[Figure dataset records]
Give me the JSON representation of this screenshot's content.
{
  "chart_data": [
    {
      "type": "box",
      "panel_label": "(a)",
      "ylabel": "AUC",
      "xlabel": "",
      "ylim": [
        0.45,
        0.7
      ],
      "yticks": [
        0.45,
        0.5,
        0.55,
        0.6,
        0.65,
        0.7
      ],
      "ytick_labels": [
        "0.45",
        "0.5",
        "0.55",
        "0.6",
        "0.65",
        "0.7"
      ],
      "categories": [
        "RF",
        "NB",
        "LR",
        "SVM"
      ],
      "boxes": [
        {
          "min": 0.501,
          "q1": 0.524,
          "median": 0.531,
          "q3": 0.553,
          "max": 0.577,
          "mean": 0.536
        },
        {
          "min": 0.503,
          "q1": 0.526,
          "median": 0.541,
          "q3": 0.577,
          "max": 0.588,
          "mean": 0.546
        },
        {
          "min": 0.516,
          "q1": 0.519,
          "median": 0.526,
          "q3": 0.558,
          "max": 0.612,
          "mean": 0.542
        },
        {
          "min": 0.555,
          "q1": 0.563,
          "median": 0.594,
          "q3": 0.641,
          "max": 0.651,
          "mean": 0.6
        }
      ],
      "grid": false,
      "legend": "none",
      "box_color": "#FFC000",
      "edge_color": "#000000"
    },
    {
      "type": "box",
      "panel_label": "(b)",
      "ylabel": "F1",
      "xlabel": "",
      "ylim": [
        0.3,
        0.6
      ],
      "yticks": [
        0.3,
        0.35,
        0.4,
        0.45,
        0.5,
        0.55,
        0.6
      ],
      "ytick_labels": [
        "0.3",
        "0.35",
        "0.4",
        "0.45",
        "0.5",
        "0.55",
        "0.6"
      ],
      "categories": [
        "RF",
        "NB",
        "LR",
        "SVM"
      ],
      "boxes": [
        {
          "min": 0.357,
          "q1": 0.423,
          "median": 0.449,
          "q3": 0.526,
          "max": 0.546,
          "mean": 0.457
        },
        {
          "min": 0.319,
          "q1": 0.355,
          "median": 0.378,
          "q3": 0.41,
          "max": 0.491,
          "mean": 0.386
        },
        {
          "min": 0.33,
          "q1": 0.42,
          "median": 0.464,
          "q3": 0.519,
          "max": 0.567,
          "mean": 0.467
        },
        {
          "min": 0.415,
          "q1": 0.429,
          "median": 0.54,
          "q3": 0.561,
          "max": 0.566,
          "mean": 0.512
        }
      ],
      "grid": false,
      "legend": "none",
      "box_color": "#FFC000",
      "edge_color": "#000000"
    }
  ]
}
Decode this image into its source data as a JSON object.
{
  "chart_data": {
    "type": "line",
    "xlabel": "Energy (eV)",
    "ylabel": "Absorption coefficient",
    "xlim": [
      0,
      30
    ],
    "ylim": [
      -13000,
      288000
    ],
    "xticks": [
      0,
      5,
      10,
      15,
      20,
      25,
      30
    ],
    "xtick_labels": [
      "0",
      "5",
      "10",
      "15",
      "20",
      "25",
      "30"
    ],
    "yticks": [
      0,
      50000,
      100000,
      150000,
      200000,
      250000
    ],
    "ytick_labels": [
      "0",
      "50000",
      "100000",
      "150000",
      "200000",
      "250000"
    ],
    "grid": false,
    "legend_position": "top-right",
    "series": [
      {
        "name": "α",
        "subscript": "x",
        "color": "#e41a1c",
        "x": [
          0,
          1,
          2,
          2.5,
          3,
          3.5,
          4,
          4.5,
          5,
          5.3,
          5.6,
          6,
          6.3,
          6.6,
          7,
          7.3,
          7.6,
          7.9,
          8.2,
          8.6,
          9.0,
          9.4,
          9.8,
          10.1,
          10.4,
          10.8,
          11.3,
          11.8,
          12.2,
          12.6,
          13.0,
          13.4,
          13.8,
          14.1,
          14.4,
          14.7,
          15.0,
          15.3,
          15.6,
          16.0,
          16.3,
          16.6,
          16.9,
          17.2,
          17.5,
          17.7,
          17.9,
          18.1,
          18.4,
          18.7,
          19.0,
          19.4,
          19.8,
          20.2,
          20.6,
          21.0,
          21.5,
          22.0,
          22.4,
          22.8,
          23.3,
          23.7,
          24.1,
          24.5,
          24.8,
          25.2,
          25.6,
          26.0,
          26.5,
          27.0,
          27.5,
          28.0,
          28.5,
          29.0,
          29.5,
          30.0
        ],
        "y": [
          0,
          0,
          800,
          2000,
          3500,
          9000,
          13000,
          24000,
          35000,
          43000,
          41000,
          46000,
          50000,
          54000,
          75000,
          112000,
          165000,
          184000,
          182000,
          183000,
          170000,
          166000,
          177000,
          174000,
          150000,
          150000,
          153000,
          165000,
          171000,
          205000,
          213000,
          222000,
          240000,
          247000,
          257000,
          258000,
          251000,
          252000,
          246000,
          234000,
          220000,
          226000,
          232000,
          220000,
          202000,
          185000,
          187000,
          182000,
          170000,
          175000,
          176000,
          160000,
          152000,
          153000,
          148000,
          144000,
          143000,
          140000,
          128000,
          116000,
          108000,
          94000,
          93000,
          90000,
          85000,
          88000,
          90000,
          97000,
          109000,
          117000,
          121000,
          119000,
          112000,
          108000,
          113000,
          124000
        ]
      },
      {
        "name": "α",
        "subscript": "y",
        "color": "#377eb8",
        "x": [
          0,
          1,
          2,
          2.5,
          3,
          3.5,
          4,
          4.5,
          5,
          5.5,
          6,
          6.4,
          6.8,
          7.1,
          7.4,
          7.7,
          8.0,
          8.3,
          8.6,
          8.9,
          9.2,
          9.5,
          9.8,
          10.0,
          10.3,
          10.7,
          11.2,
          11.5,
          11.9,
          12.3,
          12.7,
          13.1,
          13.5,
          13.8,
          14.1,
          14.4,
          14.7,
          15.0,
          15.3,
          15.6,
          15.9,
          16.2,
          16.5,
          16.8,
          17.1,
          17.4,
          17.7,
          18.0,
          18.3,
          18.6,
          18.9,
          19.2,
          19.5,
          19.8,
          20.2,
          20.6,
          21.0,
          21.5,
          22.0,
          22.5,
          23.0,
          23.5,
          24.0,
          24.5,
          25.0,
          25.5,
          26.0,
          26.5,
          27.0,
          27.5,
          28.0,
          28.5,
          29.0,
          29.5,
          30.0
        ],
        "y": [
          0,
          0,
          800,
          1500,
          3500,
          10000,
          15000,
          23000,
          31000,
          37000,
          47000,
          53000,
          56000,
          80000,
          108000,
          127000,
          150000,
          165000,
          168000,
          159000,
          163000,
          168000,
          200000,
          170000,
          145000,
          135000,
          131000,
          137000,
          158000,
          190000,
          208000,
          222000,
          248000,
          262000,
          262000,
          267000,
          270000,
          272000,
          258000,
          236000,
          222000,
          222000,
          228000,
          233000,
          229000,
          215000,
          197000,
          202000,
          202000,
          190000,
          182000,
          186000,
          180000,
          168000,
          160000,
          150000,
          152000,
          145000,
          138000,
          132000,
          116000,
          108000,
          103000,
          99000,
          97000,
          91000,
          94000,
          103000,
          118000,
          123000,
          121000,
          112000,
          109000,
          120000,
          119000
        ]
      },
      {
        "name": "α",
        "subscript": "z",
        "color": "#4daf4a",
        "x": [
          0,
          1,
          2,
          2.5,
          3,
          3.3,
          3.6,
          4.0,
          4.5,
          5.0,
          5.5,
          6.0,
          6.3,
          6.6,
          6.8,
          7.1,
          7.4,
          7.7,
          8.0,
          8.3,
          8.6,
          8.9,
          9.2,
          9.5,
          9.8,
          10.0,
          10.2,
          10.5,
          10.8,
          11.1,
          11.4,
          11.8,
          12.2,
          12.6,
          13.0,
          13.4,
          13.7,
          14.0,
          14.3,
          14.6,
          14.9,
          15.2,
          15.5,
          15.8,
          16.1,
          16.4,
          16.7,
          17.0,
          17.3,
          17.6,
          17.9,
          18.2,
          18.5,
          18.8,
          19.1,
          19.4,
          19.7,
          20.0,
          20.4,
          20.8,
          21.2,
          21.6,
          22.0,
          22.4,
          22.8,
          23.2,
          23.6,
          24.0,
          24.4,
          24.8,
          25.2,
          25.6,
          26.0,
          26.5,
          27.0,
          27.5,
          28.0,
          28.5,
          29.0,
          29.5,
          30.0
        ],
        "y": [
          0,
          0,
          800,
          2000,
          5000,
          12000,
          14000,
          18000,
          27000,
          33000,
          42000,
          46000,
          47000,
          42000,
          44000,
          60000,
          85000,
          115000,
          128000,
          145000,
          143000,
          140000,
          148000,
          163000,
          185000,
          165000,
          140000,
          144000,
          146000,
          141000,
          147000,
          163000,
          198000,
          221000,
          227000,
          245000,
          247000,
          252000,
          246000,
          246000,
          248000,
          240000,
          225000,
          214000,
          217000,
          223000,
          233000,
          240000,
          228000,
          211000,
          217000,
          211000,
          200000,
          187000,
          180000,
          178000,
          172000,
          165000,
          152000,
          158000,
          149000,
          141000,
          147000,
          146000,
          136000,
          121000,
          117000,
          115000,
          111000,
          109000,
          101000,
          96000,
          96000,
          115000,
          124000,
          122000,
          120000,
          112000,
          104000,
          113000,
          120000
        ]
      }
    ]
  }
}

Stated exercise => Say how many lines of the data include the string "mean". Nothing other than the number should be given.

The reply => 8